▶ Exercise data:
# # # #
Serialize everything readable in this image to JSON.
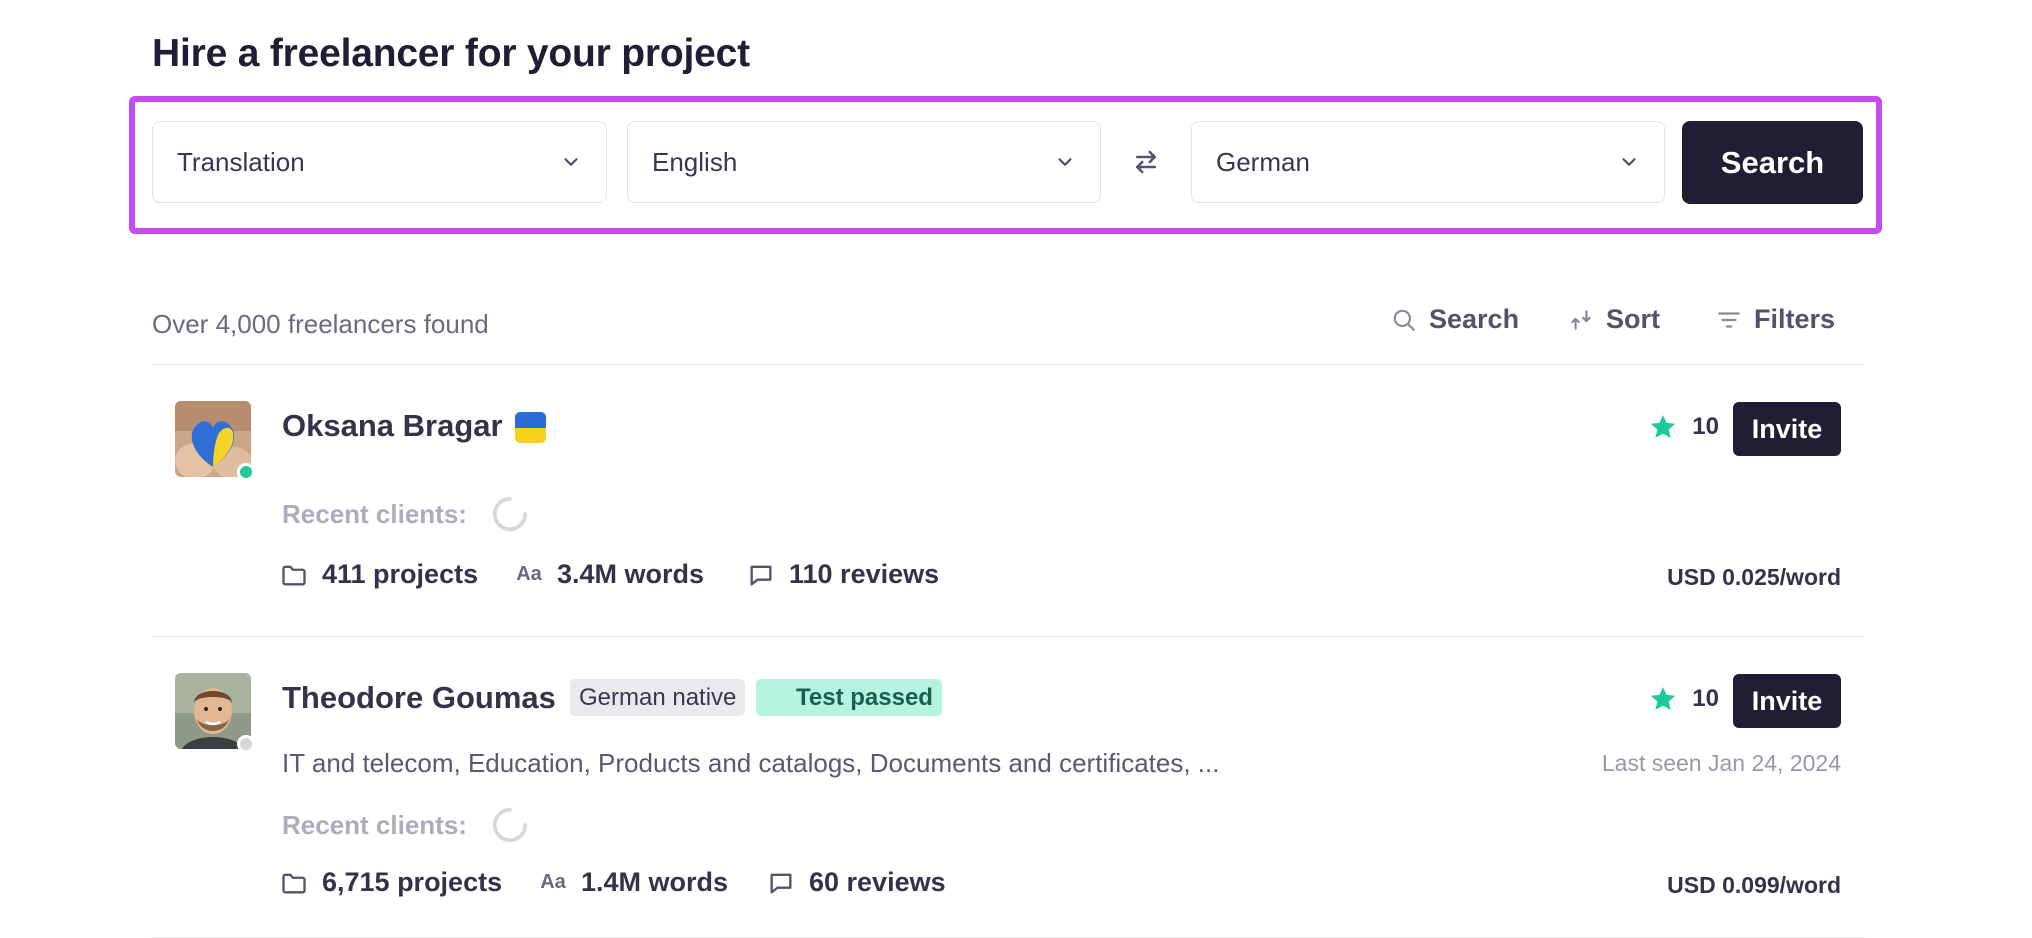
{
  "page_title": "Hire a freelancer for your project",
  "search_bar": {
    "service": "Translation",
    "source_language": "English",
    "target_language": "German",
    "search_label": "Search",
    "accent_color": "#c64cf0"
  },
  "results": {
    "count_text": "Over 4,000 freelancers found",
    "toolbar": {
      "search_label": "Search",
      "sort_label": "Sort",
      "filters_label": "Filters"
    }
  },
  "freelancers": [
    {
      "name": "Oksana Bragar",
      "flag": "ukraine-flag-icon",
      "online": true,
      "rating": "10",
      "invite_label": "Invite",
      "recent_clients_label": "Recent clients:",
      "projects": "411 projects",
      "words": "3.4M words",
      "reviews": "110 reviews",
      "price": "USD 0.025/word"
    },
    {
      "name": "Theodore Goumas",
      "badges": [
        "German native",
        "Test passed"
      ],
      "online": false,
      "rating": "10",
      "invite_label": "Invite",
      "tags": "IT and telecom, Education, Products and catalogs, Documents and certificates, ...",
      "last_seen": "Last seen Jan 24, 2024",
      "recent_clients_label": "Recent clients:",
      "projects": "6,715 projects",
      "words": "1.4M words",
      "reviews": "60 reviews",
      "price": "USD 0.099/word"
    }
  ],
  "icons": {
    "words_glyph": "Aa"
  },
  "colors": {
    "primary_dark": "#211d33",
    "rating_star": "#1ec99b",
    "online_dot": "#1ec99b",
    "offline_dot": "#d6d6dc"
  }
}
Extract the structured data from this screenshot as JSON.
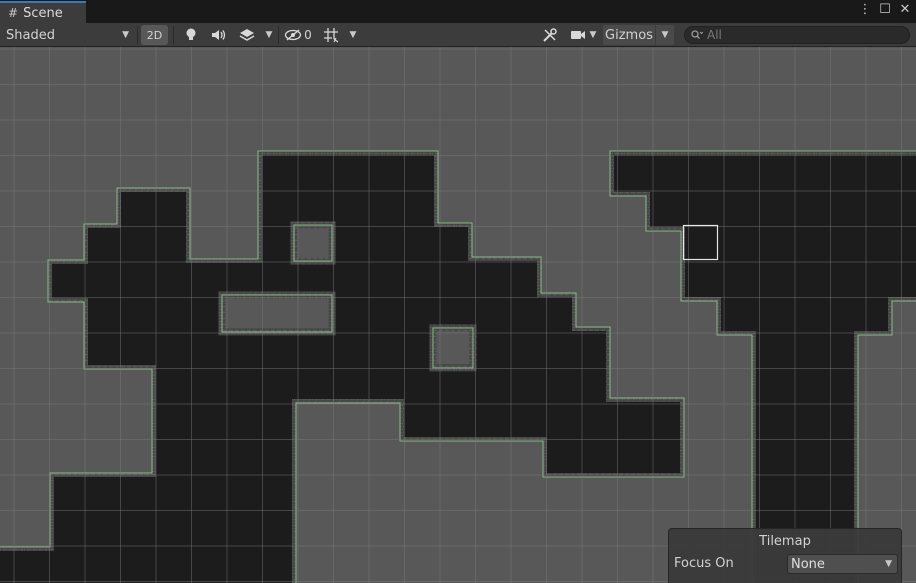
{
  "tab": {
    "title": "Scene",
    "icon": "grid-hash-icon"
  },
  "window_actions": {
    "menu": "⋮",
    "maximize": "☐",
    "close": "✕"
  },
  "toolbar": {
    "shading_mode": "Shaded",
    "btn_2d": "2D",
    "hidden_count": "0",
    "gizmos_label": "Gizmos",
    "search_placeholder": "All"
  },
  "overlay": {
    "title": "Tilemap",
    "focus_label": "Focus On",
    "focus_value": "None"
  },
  "colors": {
    "accent_tab": "#3a79bb",
    "empty_tile": "#585858",
    "wall_tile": "#1c1c1c",
    "grid_line": "#6a6a6a",
    "tile_outline": "#8cb98c"
  }
}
# # # #
▶ What to work on:
The listing above must be printed again exactly, minus its pictures.

▶ Complete answer:
Serialize everything readable in this image to JSON.
{
  "page_title": "Hire a freelancer for your project",
  "search_bar": {
    "service": "Translation",
    "source_language": "English",
    "target_language": "German",
    "search_label": "Search",
    "accent_color": "#c64cf0"
  },
  "results": {
    "count_text": "Over 4,000 freelancers found",
    "toolbar": {
      "search_label": "Search",
      "sort_label": "Sort",
      "filters_label": "Filters"
    }
  },
  "freelancers": [
    {
      "name": "Oksana Bragar",
      "flag": "ukraine-flag-icon",
      "online": true,
      "rating": "10",
      "invite_label": "Invite",
      "recent_clients_label": "Recent clients:",
      "projects": "411 projects",
      "words": "3.4M words",
      "reviews": "110 reviews",
      "price": "USD 0.025/word"
    },
    {
      "name": "Theodore Goumas",
      "badges": [
        "German native",
        "Test passed"
      ],
      "online": false,
      "rating": "10",
      "invite_label": "Invite",
      "tags": "IT and telecom, Education, Products and catalogs, Documents and certificates, ...",
      "last_seen": "Last seen Jan 24, 2024",
      "recent_clients_label": "Recent clients:",
      "projects": "6,715 projects",
      "words": "1.4M words",
      "reviews": "60 reviews",
      "price": "USD 0.099/word"
    }
  ],
  "icons": {
    "words_glyph": "Aa"
  },
  "colors": {
    "primary_dark": "#211d33",
    "rating_star": "#1ec99b",
    "online_dot": "#1ec99b",
    "offline_dot": "#d6d6dc"
  }
}
Extract the structured data from this screenshot as JSON.
{
  "tab": {
    "title": "Scene",
    "icon": "grid-hash-icon"
  },
  "window_actions": {
    "menu": "⋮",
    "maximize": "☐",
    "close": "✕"
  },
  "toolbar": {
    "shading_mode": "Shaded",
    "btn_2d": "2D",
    "hidden_count": "0",
    "gizmos_label": "Gizmos",
    "search_placeholder": "All"
  },
  "overlay": {
    "title": "Tilemap",
    "focus_label": "Focus On",
    "focus_value": "None"
  },
  "colors": {
    "accent_tab": "#3a79bb",
    "empty_tile": "#585858",
    "wall_tile": "#1c1c1c",
    "grid_line": "#6a6a6a",
    "tile_outline": "#8cb98c"
  }
}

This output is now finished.